▸ What to work on:
Working from the entries below, tally each line that holds "tenrec". Give the tally and nothing else.

[[ Data for processing open ]]

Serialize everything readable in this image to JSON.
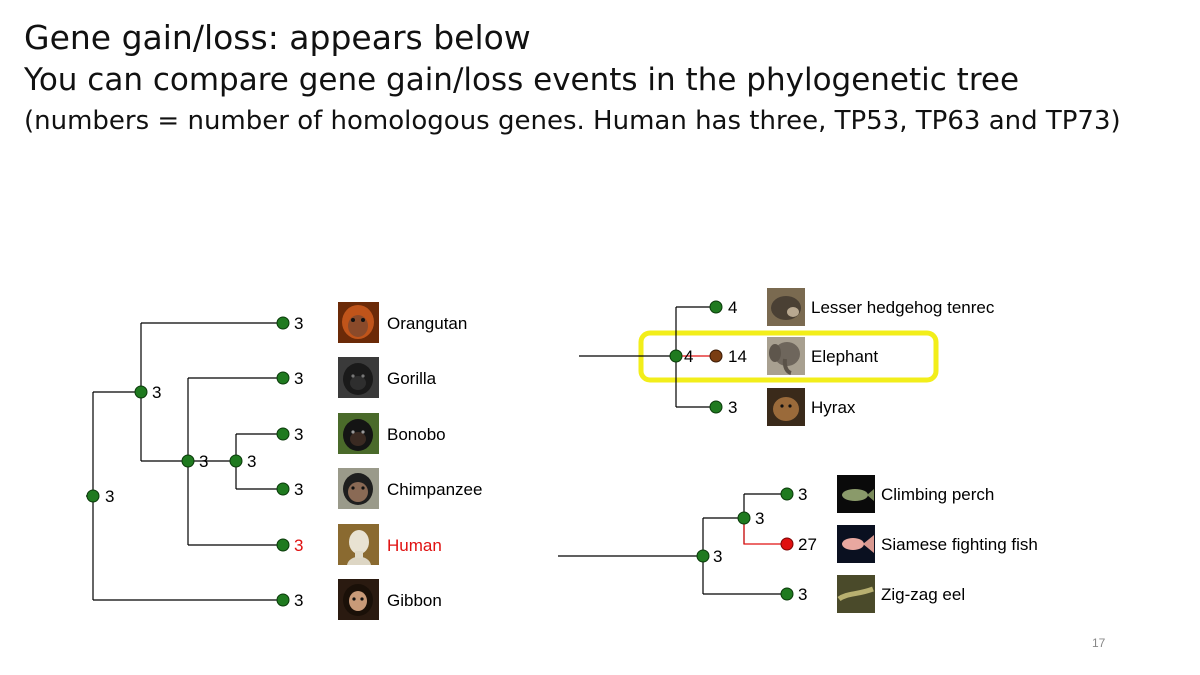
{
  "slide": {
    "title_line1": "Gene gain/loss: appears below",
    "title_line2": "You can compare gene gain/loss events in the phylogenetic tree",
    "title_line3": "(numbers = number of homologous genes. Human has three, TP53, TP63 and TP73)",
    "slide_number": "17"
  },
  "colors": {
    "node_normal": "#1f7a1f",
    "node_gain_moderate": "#7a3d12",
    "node_gain_high": "#e01010",
    "branch_gain": "#e01010",
    "human_label": "#e01010",
    "highlight_box": "#f2ee1a"
  },
  "primate_tree": {
    "leaves": [
      {
        "name": "Orangutan",
        "count": "3",
        "photo": "orangutan-photo"
      },
      {
        "name": "Gorilla",
        "count": "3",
        "photo": "gorilla-photo"
      },
      {
        "name": "Bonobo",
        "count": "3",
        "photo": "bonobo-photo"
      },
      {
        "name": "Chimpanzee",
        "count": "3",
        "photo": "chimpanzee-photo"
      },
      {
        "name": "Human",
        "count": "3",
        "photo": "human-statue-photo",
        "highlight": true
      },
      {
        "name": "Gibbon",
        "count": "3",
        "photo": "gibbon-photo"
      }
    ],
    "internal_nodes": [
      "3",
      "3",
      "3",
      "3"
    ]
  },
  "afrotheria_tree": {
    "leaves": [
      {
        "name": "Lesser hedgehog tenrec",
        "count": "4",
        "photo": "tenrec-photo"
      },
      {
        "name": "Elephant",
        "count": "14",
        "photo": "elephant-photo",
        "gain": true
      },
      {
        "name": "Hyrax",
        "count": "3",
        "photo": "hyrax-photo"
      }
    ],
    "root_count": "4"
  },
  "fish_tree": {
    "leaves": [
      {
        "name": "Climbing perch",
        "count": "3",
        "photo": "perch-photo"
      },
      {
        "name": "Siamese fighting fish",
        "count": "27",
        "photo": "fighting-fish-photo",
        "gain": true
      },
      {
        "name": "Zig-zag eel",
        "count": "3",
        "photo": "eel-photo"
      }
    ],
    "internal_nodes": [
      "3",
      "3"
    ]
  }
}
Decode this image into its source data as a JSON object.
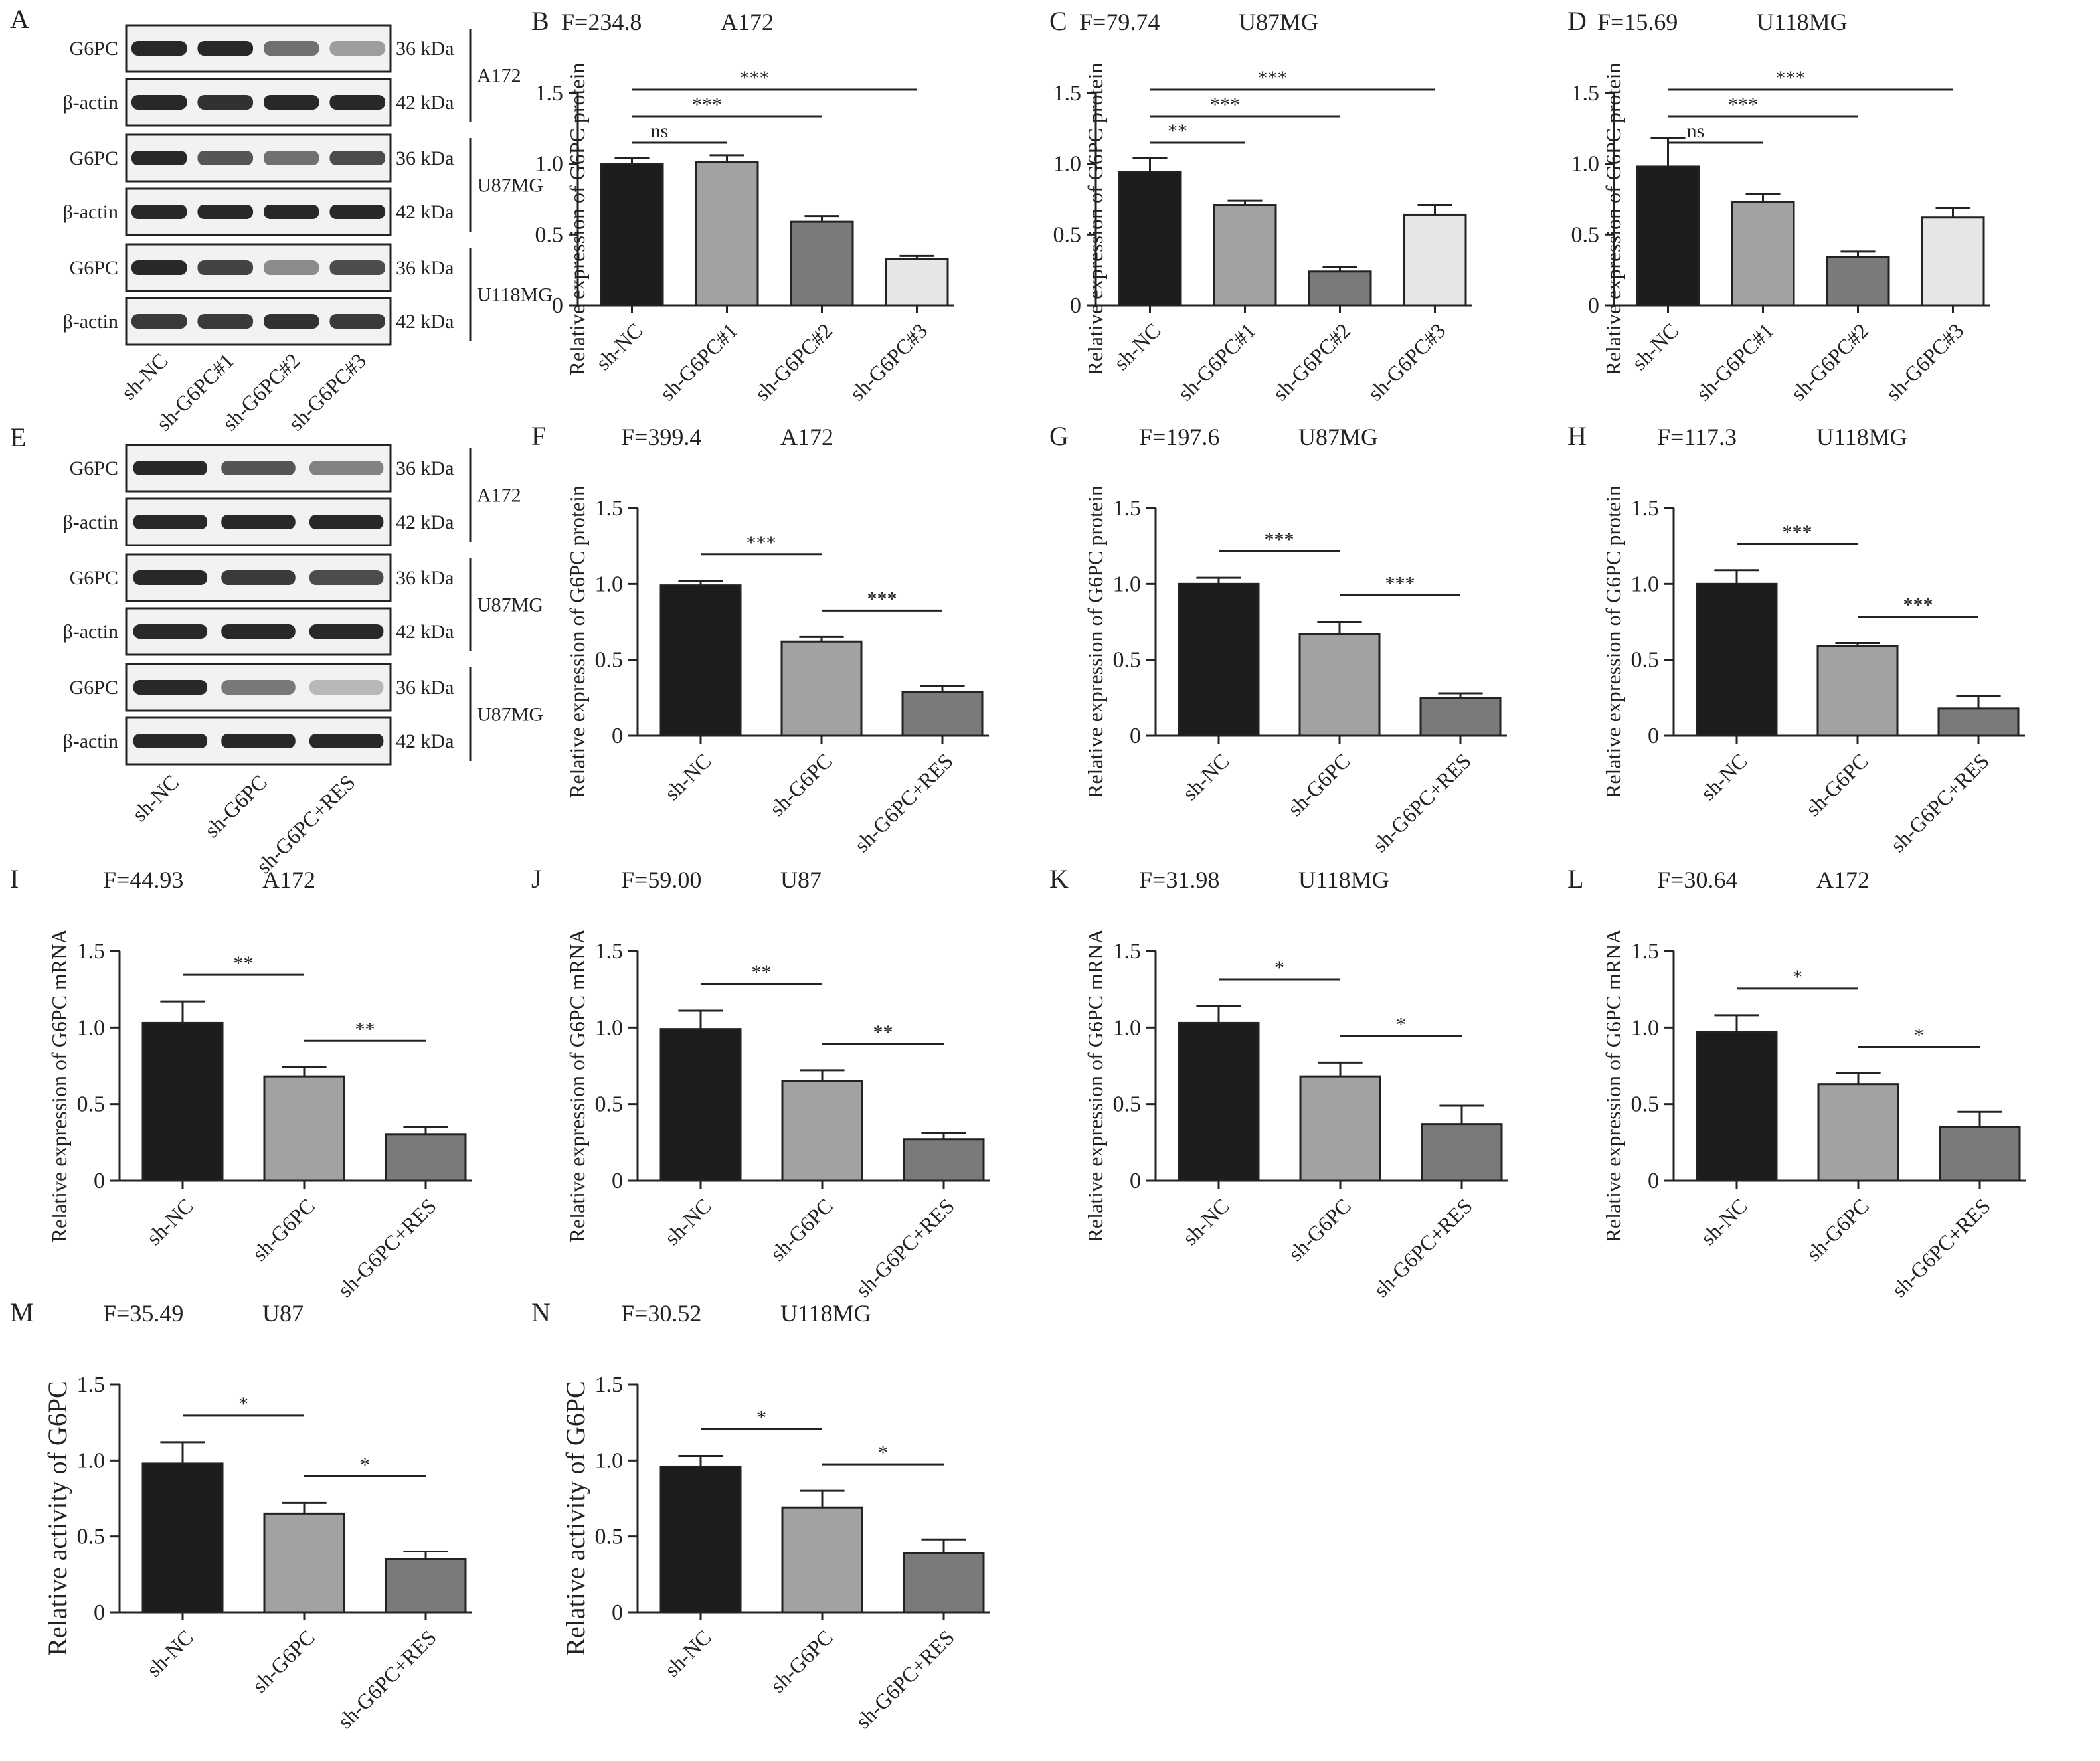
{
  "blots": [
    {
      "letter": "A",
      "lanes": [
        "sh-NC",
        "sh-G6PC#1",
        "sh-G6PC#2",
        "sh-G6PC#3"
      ],
      "groups": [
        {
          "cell": "A172",
          "rows": [
            {
              "label": "G6PC",
              "kda": "36 kDa",
              "intensity": [
                1.0,
                1.0,
                0.6,
                0.35
              ]
            },
            {
              "label": "β-actin",
              "kda": "42 kDa",
              "intensity": [
                1.0,
                0.95,
                1.0,
                1.0
              ]
            }
          ]
        },
        {
          "cell": "U87MG",
          "rows": [
            {
              "label": "G6PC",
              "kda": "36 kDa",
              "intensity": [
                1.0,
                0.75,
                0.6,
                0.8
              ]
            },
            {
              "label": "β-actin",
              "kda": "42 kDa",
              "intensity": [
                1.0,
                1.0,
                1.0,
                1.0
              ]
            }
          ]
        },
        {
          "cell": "U118MG",
          "rows": [
            {
              "label": "G6PC",
              "kda": "36 kDa",
              "intensity": [
                1.0,
                0.85,
                0.45,
                0.8
              ]
            },
            {
              "label": "β-actin",
              "kda": "42 kDa",
              "intensity": [
                0.9,
                0.9,
                0.95,
                0.9
              ]
            }
          ]
        }
      ]
    },
    {
      "letter": "E",
      "lanes": [
        "sh-NC",
        "sh-G6PC",
        "sh-G6PC+RES"
      ],
      "groups": [
        {
          "cell": "A172",
          "rows": [
            {
              "label": "G6PC",
              "kda": "36 kDa",
              "intensity": [
                1.0,
                0.75,
                0.5
              ]
            },
            {
              "label": "β-actin",
              "kda": "42 kDa",
              "intensity": [
                1.0,
                1.0,
                1.0
              ]
            }
          ]
        },
        {
          "cell": "U87MG",
          "rows": [
            {
              "label": "G6PC",
              "kda": "36 kDa",
              "intensity": [
                1.0,
                0.9,
                0.8
              ]
            },
            {
              "label": "β-actin",
              "kda": "42 kDa",
              "intensity": [
                1.0,
                1.0,
                1.0
              ]
            }
          ]
        },
        {
          "cell": "U87MG",
          "rows": [
            {
              "label": "G6PC",
              "kda": "36 kDa",
              "intensity": [
                1.0,
                0.55,
                0.2
              ]
            },
            {
              "label": "β-actin",
              "kda": "42 kDa",
              "intensity": [
                1.0,
                1.0,
                1.0
              ]
            }
          ]
        }
      ]
    }
  ],
  "chart_data": [
    {
      "letter": "B",
      "type": "bar",
      "stat": "F=234.8",
      "cell": "A172",
      "ylabel": "Relative expression of G6PC protein",
      "ylim": [
        0,
        1.5
      ],
      "yticks": [
        "0",
        "0.5",
        "1.0",
        "1.5"
      ],
      "categories": [
        "sh-NC",
        "sh-G6PC#1",
        "sh-G6PC#2",
        "sh-G6PC#3"
      ],
      "values": [
        1.0,
        1.01,
        0.59,
        0.33
      ],
      "errors": [
        0.04,
        0.05,
        0.04,
        0.02
      ],
      "colors": [
        "#1c1c1c",
        "#a2a2a2",
        "#7a7a7a",
        "#e6e6e6"
      ],
      "brackets": [
        {
          "from": 0,
          "to": 1,
          "label": "ns"
        },
        {
          "from": 0,
          "to": 2,
          "label": "***"
        },
        {
          "from": 0,
          "to": 3,
          "label": "***"
        }
      ]
    },
    {
      "letter": "C",
      "type": "bar",
      "stat": "F=79.74",
      "cell": "U87MG",
      "ylabel": "Relative expression of G6PC protein",
      "ylim": [
        0,
        1.5
      ],
      "yticks": [
        "0",
        "0.5",
        "1.0",
        "1.5"
      ],
      "categories": [
        "sh-NC",
        "sh-G6PC#1",
        "sh-G6PC#2",
        "sh-G6PC#3"
      ],
      "values": [
        0.94,
        0.71,
        0.24,
        0.64
      ],
      "errors": [
        0.1,
        0.03,
        0.03,
        0.07
      ],
      "colors": [
        "#1c1c1c",
        "#a2a2a2",
        "#7a7a7a",
        "#e6e6e6"
      ],
      "brackets": [
        {
          "from": 0,
          "to": 1,
          "label": "**"
        },
        {
          "from": 0,
          "to": 2,
          "label": "***"
        },
        {
          "from": 0,
          "to": 3,
          "label": "***"
        }
      ]
    },
    {
      "letter": "D",
      "type": "bar",
      "stat": "F=15.69",
      "cell": "U118MG",
      "ylabel": "Relative expression of G6PC protein",
      "ylim": [
        0,
        1.5
      ],
      "yticks": [
        "0",
        "0.5",
        "1.0",
        "1.5"
      ],
      "categories": [
        "sh-NC",
        "sh-G6PC#1",
        "sh-G6PC#2",
        "sh-G6PC#3"
      ],
      "values": [
        0.98,
        0.73,
        0.34,
        0.62
      ],
      "errors": [
        0.2,
        0.06,
        0.04,
        0.07
      ],
      "colors": [
        "#1c1c1c",
        "#a2a2a2",
        "#7a7a7a",
        "#e6e6e6"
      ],
      "brackets": [
        {
          "from": 0,
          "to": 1,
          "label": "ns"
        },
        {
          "from": 0,
          "to": 2,
          "label": "***"
        },
        {
          "from": 0,
          "to": 3,
          "label": "***"
        }
      ]
    },
    {
      "letter": "F",
      "type": "bar",
      "stat": "F=399.4",
      "cell": "A172",
      "ylabel": "Relative expression of G6PC protein",
      "ylim": [
        0,
        1.5
      ],
      "yticks": [
        "0",
        "0.5",
        "1.0",
        "1.5"
      ],
      "categories": [
        "sh-NC",
        "sh-G6PC",
        "sh-G6PC+RES"
      ],
      "values": [
        0.99,
        0.62,
        0.29
      ],
      "errors": [
        0.03,
        0.03,
        0.04
      ],
      "colors": [
        "#1c1c1c",
        "#a2a2a2",
        "#7a7a7a"
      ],
      "brackets": [
        {
          "from": 0,
          "to": 1,
          "label": "***"
        },
        {
          "from": 1,
          "to": 2,
          "label": "***"
        }
      ]
    },
    {
      "letter": "G",
      "type": "bar",
      "stat": "F=197.6",
      "cell": "U87MG",
      "ylabel": "Relative expression of G6PC protein",
      "ylim": [
        0,
        1.5
      ],
      "yticks": [
        "0",
        "0.5",
        "1.0",
        "1.5"
      ],
      "categories": [
        "sh-NC",
        "sh-G6PC",
        "sh-G6PC+RES"
      ],
      "values": [
        1.0,
        0.67,
        0.25
      ],
      "errors": [
        0.04,
        0.08,
        0.03
      ],
      "colors": [
        "#1c1c1c",
        "#a2a2a2",
        "#7a7a7a"
      ],
      "brackets": [
        {
          "from": 0,
          "to": 1,
          "label": "***"
        },
        {
          "from": 1,
          "to": 2,
          "label": "***"
        }
      ]
    },
    {
      "letter": "H",
      "type": "bar",
      "stat": "F=117.3",
      "cell": "U118MG",
      "ylabel": "Relative expression of G6PC protein",
      "ylim": [
        0,
        1.5
      ],
      "yticks": [
        "0",
        "0.5",
        "1.0",
        "1.5"
      ],
      "categories": [
        "sh-NC",
        "sh-G6PC",
        "sh-G6PC+RES"
      ],
      "values": [
        1.0,
        0.59,
        0.18
      ],
      "errors": [
        0.09,
        0.02,
        0.08
      ],
      "colors": [
        "#1c1c1c",
        "#a2a2a2",
        "#7a7a7a"
      ],
      "brackets": [
        {
          "from": 0,
          "to": 1,
          "label": "***"
        },
        {
          "from": 1,
          "to": 2,
          "label": "***"
        }
      ]
    },
    {
      "letter": "I",
      "type": "bar",
      "stat": "F=44.93",
      "cell": "A172",
      "ylabel": "Relative expression of G6PC mRNA",
      "ylim": [
        0,
        1.5
      ],
      "yticks": [
        "0",
        "0.5",
        "1.0",
        "1.5"
      ],
      "categories": [
        "sh-NC",
        "sh-G6PC",
        "sh-G6PC+RES"
      ],
      "values": [
        1.03,
        0.68,
        0.3
      ],
      "errors": [
        0.14,
        0.06,
        0.05
      ],
      "colors": [
        "#1c1c1c",
        "#a2a2a2",
        "#7a7a7a"
      ],
      "brackets": [
        {
          "from": 0,
          "to": 1,
          "label": "**"
        },
        {
          "from": 1,
          "to": 2,
          "label": "**"
        }
      ]
    },
    {
      "letter": "J",
      "type": "bar",
      "stat": "F=59.00",
      "cell": "U87",
      "ylabel": "Relative expression of G6PC mRNA",
      "ylim": [
        0,
        1.5
      ],
      "yticks": [
        "0",
        "0.5",
        "1.0",
        "1.5"
      ],
      "categories": [
        "sh-NC",
        "sh-G6PC",
        "sh-G6PC+RES"
      ],
      "values": [
        0.99,
        0.65,
        0.27
      ],
      "errors": [
        0.12,
        0.07,
        0.04
      ],
      "colors": [
        "#1c1c1c",
        "#a2a2a2",
        "#7a7a7a"
      ],
      "brackets": [
        {
          "from": 0,
          "to": 1,
          "label": "**"
        },
        {
          "from": 1,
          "to": 2,
          "label": "**"
        }
      ]
    },
    {
      "letter": "K",
      "type": "bar",
      "stat": "F=31.98",
      "cell": "U118MG",
      "ylabel": "Relative expression of G6PC mRNA",
      "ylim": [
        0,
        1.5
      ],
      "yticks": [
        "0",
        "0.5",
        "1.0",
        "1.5"
      ],
      "categories": [
        "sh-NC",
        "sh-G6PC",
        "sh-G6PC+RES"
      ],
      "values": [
        1.03,
        0.68,
        0.37
      ],
      "errors": [
        0.11,
        0.09,
        0.12
      ],
      "colors": [
        "#1c1c1c",
        "#a2a2a2",
        "#7a7a7a"
      ],
      "brackets": [
        {
          "from": 0,
          "to": 1,
          "label": "*"
        },
        {
          "from": 1,
          "to": 2,
          "label": "*"
        }
      ]
    },
    {
      "letter": "L",
      "type": "bar",
      "stat": "F=30.64",
      "cell": "A172",
      "ylabel": "Relative expression of G6PC mRNA",
      "ylim": [
        0,
        1.5
      ],
      "yticks": [
        "0",
        "0.5",
        "1.0",
        "1.5"
      ],
      "categories": [
        "sh-NC",
        "sh-G6PC",
        "sh-G6PC+RES"
      ],
      "values": [
        0.97,
        0.63,
        0.35
      ],
      "errors": [
        0.11,
        0.07,
        0.1
      ],
      "colors": [
        "#1c1c1c",
        "#a2a2a2",
        "#7a7a7a"
      ],
      "brackets": [
        {
          "from": 0,
          "to": 1,
          "label": "*"
        },
        {
          "from": 1,
          "to": 2,
          "label": "*"
        }
      ]
    },
    {
      "letter": "M",
      "type": "bar",
      "stat": "F=35.49",
      "cell": "U87",
      "ylabel": "Relative activity of G6PC",
      "ylim": [
        0,
        1.5
      ],
      "yticks": [
        "0",
        "0.5",
        "1.0",
        "1.5"
      ],
      "categories": [
        "sh-NC",
        "sh-G6PC",
        "sh-G6PC+RES"
      ],
      "values": [
        0.98,
        0.65,
        0.35
      ],
      "errors": [
        0.14,
        0.07,
        0.05
      ],
      "colors": [
        "#1c1c1c",
        "#a2a2a2",
        "#7a7a7a"
      ],
      "brackets": [
        {
          "from": 0,
          "to": 1,
          "label": "*"
        },
        {
          "from": 1,
          "to": 2,
          "label": "*"
        }
      ]
    },
    {
      "letter": "N",
      "type": "bar",
      "stat": "F=30.52",
      "cell": "U118MG",
      "ylabel": "Relative activity of G6PC",
      "ylim": [
        0,
        1.5
      ],
      "yticks": [
        "0",
        "0.5",
        "1.0",
        "1.5"
      ],
      "categories": [
        "sh-NC",
        "sh-G6PC",
        "sh-G6PC+RES"
      ],
      "values": [
        0.96,
        0.69,
        0.39
      ],
      "errors": [
        0.07,
        0.11,
        0.09
      ],
      "colors": [
        "#1c1c1c",
        "#a2a2a2",
        "#7a7a7a"
      ],
      "brackets": [
        {
          "from": 0,
          "to": 1,
          "label": "*"
        },
        {
          "from": 1,
          "to": 2,
          "label": "*"
        }
      ]
    }
  ]
}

[[ Data for processing closed ]]

▸ Answer below:
2